-- PROBLEM TO WORK ON --
Where a line contains the word "Counts", copy that line in full.

━━━━━ INPUT DATA

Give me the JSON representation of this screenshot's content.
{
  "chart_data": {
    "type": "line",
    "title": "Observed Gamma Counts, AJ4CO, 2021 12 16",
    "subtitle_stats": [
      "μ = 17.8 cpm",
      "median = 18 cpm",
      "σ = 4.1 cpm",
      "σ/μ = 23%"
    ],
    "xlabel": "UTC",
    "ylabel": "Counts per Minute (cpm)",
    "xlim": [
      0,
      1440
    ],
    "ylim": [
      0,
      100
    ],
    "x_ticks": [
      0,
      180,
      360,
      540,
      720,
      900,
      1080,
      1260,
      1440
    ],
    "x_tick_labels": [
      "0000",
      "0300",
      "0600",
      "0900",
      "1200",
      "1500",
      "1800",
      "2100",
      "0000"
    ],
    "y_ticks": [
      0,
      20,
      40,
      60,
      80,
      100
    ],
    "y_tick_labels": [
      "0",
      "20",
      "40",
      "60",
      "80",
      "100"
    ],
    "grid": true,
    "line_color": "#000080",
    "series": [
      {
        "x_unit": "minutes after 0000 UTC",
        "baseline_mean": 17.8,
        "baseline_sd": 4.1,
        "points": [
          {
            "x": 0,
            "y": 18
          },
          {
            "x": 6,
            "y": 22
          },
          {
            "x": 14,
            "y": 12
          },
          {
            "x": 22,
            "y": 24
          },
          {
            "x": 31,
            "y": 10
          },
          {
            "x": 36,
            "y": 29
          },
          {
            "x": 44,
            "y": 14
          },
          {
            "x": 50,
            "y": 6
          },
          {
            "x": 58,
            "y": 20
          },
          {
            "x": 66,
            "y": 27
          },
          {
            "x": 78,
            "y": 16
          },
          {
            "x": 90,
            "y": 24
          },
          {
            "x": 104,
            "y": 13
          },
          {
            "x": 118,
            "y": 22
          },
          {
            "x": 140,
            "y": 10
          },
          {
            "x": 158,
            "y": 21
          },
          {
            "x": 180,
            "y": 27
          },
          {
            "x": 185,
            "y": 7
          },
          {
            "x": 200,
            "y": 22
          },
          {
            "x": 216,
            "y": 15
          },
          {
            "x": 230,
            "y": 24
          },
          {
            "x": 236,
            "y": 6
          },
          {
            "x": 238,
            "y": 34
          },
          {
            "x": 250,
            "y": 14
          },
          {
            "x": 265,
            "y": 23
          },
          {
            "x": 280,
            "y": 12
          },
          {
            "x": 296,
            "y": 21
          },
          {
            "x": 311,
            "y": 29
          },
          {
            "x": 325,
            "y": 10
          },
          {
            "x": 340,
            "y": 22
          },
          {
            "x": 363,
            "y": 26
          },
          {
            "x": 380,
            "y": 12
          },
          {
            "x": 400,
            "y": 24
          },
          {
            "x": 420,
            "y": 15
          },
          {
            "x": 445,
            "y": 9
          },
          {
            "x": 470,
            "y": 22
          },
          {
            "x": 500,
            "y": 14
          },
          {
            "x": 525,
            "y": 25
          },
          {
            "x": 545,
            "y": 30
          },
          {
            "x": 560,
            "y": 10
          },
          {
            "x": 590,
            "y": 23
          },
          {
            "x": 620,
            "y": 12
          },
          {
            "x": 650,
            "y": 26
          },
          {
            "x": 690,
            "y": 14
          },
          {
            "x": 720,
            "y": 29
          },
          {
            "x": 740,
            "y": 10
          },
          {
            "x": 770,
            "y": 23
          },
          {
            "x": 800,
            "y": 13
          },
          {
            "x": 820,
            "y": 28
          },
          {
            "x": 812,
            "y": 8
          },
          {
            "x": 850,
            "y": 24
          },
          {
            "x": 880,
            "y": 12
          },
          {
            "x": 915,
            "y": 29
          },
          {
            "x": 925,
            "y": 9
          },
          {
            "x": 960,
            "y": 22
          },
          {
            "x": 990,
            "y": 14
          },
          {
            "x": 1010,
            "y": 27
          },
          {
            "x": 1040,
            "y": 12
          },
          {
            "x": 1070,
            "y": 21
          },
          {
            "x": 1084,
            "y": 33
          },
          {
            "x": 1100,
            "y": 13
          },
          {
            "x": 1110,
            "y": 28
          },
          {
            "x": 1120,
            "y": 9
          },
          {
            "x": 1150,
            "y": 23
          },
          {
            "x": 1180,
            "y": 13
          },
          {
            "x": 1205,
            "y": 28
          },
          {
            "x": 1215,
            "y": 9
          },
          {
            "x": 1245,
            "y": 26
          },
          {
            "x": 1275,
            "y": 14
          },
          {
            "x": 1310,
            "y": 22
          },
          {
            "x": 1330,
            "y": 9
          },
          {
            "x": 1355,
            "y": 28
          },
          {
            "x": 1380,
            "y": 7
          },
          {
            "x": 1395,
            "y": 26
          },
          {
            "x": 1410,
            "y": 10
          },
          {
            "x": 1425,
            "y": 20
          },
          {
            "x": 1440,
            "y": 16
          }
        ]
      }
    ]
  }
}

━━━━━━━━━━

-- SOLUTION TO THIS PROBLEM --
    "title": "Observed Gamma Counts, AJ4CO, 2021 12 16",
    "ylabel": "Counts per Minute (cpm)",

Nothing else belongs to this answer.